Give the number of lines in the data that hold the word "content", and nothing else.

— START OF DATA —

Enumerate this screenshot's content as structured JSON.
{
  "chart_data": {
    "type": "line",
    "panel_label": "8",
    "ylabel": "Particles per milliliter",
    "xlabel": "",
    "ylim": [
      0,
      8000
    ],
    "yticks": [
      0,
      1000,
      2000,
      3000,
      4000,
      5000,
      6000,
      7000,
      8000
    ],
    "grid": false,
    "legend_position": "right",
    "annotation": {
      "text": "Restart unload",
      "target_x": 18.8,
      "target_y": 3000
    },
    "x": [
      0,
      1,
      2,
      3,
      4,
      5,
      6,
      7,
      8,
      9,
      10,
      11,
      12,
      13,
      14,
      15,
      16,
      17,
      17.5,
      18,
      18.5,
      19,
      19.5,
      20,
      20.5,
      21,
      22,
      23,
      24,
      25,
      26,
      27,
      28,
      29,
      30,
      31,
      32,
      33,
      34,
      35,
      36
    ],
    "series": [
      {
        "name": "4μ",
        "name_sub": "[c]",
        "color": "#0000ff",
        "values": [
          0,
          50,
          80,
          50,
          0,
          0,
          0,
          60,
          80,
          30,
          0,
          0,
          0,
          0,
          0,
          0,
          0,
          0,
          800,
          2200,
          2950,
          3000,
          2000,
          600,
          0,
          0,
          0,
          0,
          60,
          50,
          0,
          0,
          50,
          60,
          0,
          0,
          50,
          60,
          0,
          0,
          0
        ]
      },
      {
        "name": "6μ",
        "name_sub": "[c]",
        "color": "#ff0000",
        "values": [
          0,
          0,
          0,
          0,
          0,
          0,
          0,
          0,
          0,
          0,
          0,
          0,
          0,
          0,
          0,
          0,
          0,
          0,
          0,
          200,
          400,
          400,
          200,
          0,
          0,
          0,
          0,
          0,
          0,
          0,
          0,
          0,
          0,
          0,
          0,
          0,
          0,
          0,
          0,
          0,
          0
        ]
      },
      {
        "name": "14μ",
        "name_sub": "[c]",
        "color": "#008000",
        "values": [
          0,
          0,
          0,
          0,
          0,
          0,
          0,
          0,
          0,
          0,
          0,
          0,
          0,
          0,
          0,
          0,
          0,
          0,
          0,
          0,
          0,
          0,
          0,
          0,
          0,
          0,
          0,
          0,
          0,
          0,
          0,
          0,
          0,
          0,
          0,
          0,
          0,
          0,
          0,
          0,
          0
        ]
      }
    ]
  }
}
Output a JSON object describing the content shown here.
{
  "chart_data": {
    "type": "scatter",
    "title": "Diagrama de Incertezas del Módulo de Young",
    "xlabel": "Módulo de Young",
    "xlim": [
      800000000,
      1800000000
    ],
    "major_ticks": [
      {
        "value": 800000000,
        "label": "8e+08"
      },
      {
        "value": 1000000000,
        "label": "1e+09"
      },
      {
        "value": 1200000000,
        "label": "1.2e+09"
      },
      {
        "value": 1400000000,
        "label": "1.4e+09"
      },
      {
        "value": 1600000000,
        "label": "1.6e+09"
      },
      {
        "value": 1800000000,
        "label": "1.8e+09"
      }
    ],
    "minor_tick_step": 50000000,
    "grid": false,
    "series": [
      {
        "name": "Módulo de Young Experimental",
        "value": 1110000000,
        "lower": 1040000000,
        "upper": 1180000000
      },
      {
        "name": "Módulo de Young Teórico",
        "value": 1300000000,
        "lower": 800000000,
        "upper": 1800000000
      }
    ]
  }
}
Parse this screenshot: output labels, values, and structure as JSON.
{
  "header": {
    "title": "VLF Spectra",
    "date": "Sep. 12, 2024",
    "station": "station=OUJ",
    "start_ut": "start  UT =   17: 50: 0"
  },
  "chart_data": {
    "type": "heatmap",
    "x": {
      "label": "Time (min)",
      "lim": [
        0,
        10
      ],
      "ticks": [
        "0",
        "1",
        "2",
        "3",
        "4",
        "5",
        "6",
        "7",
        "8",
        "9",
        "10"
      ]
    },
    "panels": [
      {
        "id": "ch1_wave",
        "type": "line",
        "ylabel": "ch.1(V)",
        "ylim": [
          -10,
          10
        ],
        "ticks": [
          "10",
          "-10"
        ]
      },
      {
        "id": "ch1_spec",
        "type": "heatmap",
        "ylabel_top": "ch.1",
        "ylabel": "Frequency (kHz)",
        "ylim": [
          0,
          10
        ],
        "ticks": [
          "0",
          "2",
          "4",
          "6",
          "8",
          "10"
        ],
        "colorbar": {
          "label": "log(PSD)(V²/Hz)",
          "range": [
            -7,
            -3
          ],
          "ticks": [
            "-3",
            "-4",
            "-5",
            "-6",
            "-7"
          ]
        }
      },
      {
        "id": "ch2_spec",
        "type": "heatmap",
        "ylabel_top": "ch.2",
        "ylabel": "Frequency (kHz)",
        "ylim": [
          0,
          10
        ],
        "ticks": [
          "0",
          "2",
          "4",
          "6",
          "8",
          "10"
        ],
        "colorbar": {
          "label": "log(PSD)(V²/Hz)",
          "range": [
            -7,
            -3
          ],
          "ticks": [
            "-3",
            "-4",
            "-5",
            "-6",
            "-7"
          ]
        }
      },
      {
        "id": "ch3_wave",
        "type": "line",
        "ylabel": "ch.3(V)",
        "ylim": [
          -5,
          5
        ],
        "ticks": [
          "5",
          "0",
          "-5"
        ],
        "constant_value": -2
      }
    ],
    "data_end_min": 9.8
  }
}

— END OF DATA —

» THE OUTPUT
2